**Document segment:**
The as.interger() function is used to store the result as in integer.
flights <- flights %>% mutate(DepDelay = as.integer(difftime(new_DepTime, new_CRSDepTime, units = "mins")))
pandoc.table(head(flights %>% select(CRSDepTime, DepTime, DepDelay), style = "grid"))
##
## ---------------------------------
## CRSDepTime DepTime DepDelay
## ------------ --------- ----------
## 1100 1057 -3
##
## 1100 1056 -4
##
## 1100 1055 -5
##
## 1100 1102 2
##
## 1100 1240 100
##
## 1100 1107 7
## ---------------------------------
Using the ifelse() function to separate flights with delays into two categories.
Variable DepDelayMinutes for delays less then 30 minutes and DeDel15 for delays 30 minutes or more.
flights <- flights %>% mutate(DepDelayMinutes = ifelse(DepDelay < 0, 0, DepDelay),
DepDel30 = ifelse(DepDelay >= 30, 1, 0))
pandoc.table(head(flights %>% select(DepDelay, DepDelayMinutes, DepDel30), style = "grid"))
##
## ---------------------------------------
## DepDelay DepDelayMinutes DepDel30
## ---------- ----------------- ----------
## -3 0 0
##
## -4 0 0
##
## -5 0 0
##
## 2 2 0
##
## 100 100 1
##
## 7 7 0
## ---------------------------------------
Check the number of flights with more than a 30 minute delay.
pandoc.table(flights %>% count(DepDel30 == 1), style = 'grid')
##
##
## +-----------------+--------+
## | DepDel30 == 1 | n |
## +=================+========+
## | FALSE | 391307 |
## +-----------------+--------+
## | TRUE | 41991 |
## +-----------------+--------+
There are 41991 record for flights with a delay of 30 minutes or more
Calculating the inboud and outboud taxi times and in minutes.
#TaxiOut
#TaxiIn
flights <- flights %>% mutate(TaxiOut = as.integer(difftime(new_WheelsOff, new_DepTime, units = "mins")),
TaxiIn = as.integer(difftime(new_ArrTime, new_WheelsOn, units = "mins")))

**Supplied information:**
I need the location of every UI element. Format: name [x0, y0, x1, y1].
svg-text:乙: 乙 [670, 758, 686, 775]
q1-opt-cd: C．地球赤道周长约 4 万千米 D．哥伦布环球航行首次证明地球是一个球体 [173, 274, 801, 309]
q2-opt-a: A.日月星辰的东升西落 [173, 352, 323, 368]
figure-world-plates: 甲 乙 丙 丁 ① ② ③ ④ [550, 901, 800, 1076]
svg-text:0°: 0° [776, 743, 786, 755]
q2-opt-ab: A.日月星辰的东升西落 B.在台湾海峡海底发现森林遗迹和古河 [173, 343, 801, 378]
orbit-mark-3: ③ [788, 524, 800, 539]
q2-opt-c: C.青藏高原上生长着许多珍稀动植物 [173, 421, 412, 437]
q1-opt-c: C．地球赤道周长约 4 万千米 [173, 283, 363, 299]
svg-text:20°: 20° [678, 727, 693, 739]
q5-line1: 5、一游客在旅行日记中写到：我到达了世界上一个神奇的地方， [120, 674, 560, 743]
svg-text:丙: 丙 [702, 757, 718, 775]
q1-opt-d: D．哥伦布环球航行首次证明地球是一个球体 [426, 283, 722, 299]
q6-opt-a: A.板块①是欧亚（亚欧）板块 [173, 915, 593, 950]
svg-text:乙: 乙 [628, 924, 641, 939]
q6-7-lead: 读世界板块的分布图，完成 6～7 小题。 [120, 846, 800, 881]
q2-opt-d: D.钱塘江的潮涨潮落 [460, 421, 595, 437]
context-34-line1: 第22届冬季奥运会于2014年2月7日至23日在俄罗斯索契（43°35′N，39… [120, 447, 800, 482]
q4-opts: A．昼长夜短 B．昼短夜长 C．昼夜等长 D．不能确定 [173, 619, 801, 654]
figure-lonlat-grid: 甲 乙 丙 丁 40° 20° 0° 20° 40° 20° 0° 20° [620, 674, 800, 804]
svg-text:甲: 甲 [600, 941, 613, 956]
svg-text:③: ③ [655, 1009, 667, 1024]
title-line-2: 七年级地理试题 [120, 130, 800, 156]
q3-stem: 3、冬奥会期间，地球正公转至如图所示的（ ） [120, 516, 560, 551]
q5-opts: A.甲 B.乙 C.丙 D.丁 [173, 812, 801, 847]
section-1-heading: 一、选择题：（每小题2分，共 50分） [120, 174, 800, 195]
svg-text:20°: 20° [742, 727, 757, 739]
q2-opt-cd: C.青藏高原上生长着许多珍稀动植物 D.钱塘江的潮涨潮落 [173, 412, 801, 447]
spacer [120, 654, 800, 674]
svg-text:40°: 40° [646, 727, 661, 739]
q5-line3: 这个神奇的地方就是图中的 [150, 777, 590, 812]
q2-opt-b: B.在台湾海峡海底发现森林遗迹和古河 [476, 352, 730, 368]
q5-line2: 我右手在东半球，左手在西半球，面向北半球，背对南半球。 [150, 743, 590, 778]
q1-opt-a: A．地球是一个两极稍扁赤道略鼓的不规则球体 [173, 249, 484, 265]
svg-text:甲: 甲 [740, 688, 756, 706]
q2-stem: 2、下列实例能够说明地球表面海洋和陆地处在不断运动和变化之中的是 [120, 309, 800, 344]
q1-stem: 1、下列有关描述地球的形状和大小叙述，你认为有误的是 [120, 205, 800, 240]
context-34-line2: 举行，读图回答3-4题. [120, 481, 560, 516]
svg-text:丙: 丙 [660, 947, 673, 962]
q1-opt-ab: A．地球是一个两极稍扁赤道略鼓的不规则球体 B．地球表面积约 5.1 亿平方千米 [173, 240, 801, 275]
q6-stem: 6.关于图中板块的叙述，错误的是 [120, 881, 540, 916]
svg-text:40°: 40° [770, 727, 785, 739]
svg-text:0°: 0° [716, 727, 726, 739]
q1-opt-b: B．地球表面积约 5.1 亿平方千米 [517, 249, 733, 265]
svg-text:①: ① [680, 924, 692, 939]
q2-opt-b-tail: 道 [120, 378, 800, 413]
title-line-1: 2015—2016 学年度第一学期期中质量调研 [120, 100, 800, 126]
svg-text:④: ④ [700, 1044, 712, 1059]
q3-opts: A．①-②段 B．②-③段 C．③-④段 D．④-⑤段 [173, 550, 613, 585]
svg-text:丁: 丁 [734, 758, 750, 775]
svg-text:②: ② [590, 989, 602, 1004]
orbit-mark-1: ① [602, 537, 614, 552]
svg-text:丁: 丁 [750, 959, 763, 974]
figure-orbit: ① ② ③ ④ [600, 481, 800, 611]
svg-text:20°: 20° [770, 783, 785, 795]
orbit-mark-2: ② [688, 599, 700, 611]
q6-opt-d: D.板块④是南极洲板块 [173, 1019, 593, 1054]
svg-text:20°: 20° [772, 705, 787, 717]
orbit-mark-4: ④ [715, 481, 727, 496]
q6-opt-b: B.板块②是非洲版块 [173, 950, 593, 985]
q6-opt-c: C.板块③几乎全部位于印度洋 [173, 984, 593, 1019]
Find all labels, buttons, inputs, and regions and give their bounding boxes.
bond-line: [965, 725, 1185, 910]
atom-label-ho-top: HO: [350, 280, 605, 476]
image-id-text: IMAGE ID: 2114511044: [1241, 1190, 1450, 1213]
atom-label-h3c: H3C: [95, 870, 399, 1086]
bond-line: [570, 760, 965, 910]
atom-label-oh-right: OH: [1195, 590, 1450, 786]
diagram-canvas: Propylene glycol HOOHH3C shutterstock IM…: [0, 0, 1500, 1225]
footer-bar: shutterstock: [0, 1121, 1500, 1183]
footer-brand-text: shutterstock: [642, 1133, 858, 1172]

**Stated task 1:** In the records, change each "svg-text" to "svg-label" and leave everything else as it is. Cover the lines from the first line of the records through the line that contains "svg-text:丙: 丙 [702, 757, 718, 775]", and give back only those lines.
**Stated task 2:** Take the flight delay walkthrough further from where it stops.

**Task response 1:**
I need the location of every UI element. Format: name [x0, y0, x1, y1].
svg-label:乙: 乙 [670, 758, 686, 775]
q1-opt-cd: C．地球赤道周长约 4 万千米 D．哥伦布环球航行首次证明地球是一个球体 [173, 274, 801, 309]
q2-opt-a: A.日月星辰的东升西落 [173, 352, 323, 368]
figure-world-plates: 甲 乙 丙 丁 ① ② ③ ④ [550, 901, 800, 1076]
svg-label:0°: 0° [776, 743, 786, 755]
q2-opt-ab: A.日月星辰的东升西落 B.在台湾海峡海底发现森林遗迹和古河 [173, 343, 801, 378]
orbit-mark-3: ③ [788, 524, 800, 539]
q2-opt-c: C.青藏高原上生长着许多珍稀动植物 [173, 421, 412, 437]
q1-opt-c: C．地球赤道周长约 4 万千米 [173, 283, 363, 299]
svg-label:20°: 20° [678, 727, 693, 739]
q5-line1: 5、一游客在旅行日记中写到：我到达了世界上一个神奇的地方， [120, 674, 560, 743]
svg-label:丙: 丙 [702, 757, 718, 775]

**Task response 2:**
pandoc.table(head(flights %>% select(TaxiIn, TaxiOut), style = "grid"))
##
## ------------------
## TaxiIn TaxiOut
## -------- ---------
## 8 15
##
## 10 14
##
## 14 21
##
## 9 13
##
## 14 20
##
## 9 11
## ------------------
Calculating the difference in minutes between scheduled and actual arrival time.
Early arrivals show negative numbers.
#ArrDelay
flights <- flights %>% mutate(ArrDelay = as.integer(difftime(new_ArrTime, new_CRSArrTime, units = "mins")))
pandoc.table(head(flights %>% select(ArrDelay), style = "grid"))
##
## ----------
## ArrDelay
## ----------
## -6
##
## -12
##
## 7
##
## -5
##
## 113
##
## -3
## ----------
Calculating the difference in minutes between scheduled and actual arrival time with early arrivals set to 0.
Creating an Arrival Delay Indicator, 15 Minutes or More (1=Yes)
#ArrDelayMinutes
#ArrDel30
flights <- flights %>% mutate( ArrDelayMinutes = ifelse(ArrDelay < 0, 0, ArrDelay),
ArrDel30 = ifelse(ArrDelay >= 30, 1, 0))
pandoc.table(head(flights %>% select(ArrDelayMinutes, ArrDel30), style = "grid"))
##
## ----------------------------
## ArrDelayMinutes ArrDel30
## ----------------- ----------
## 0 0
##
## 0 0
##
## 7 0
##
## 0 0
##
## 113 1
##
## 0 0
## ----------------------------
FlightTimeBuffer: The difference between scheduled elapsed time and actual elapsed time.
AirTime: The time spent in the air.
AirSpeed: Average speed of the plane in flight (mph)
#FlightTimeBuffer
flights <- flights %>% mutate(FlightTimeBuffer = CRSElapsedTime - ActualElapsedTime)
#AirTime
flights <- flights %>% mutate(AirTime = ActualElapsedTime - TaxiOut - TaxiIn)
#AirSpeed
flights <- flights %>% mutate(AirSpeed = Distance / (AirTime / 60))
pandoc.table(head(flights %>% select(FlightTimeBuffer, AirTime, AirSpeed), style = "grid"))
##
## ---------------------------------------
## FlightTimeBuffer AirTime AirSpeed
## ------------------ --------- ----------
## 3 132 448.2
##
## 8 126 469.5
##
## -12 135 438.2
##
## 7 129 458.6
##
## -13 137 431.8
##
## 10 128 462.2
## ---------------------------------------
Compare Taxi Time, Air Time, and Air Speed for departure dealys.
Query Delayed Flights for Analysis
# Create the new data frame: delays
# Query flights with 30 minute or more departure delays
delays <- flights %>% select(FlightDate, Carrier, Origin, OriginState, Dest, TaxiOut, TaxiIn, AirTime, AirSpeed, DestState, DepDelay, DepDel30) %>%
filter(DepDel30 == 1) %>% arrange(FlightDate)
kable(head(delays[1:9]), align = 'c')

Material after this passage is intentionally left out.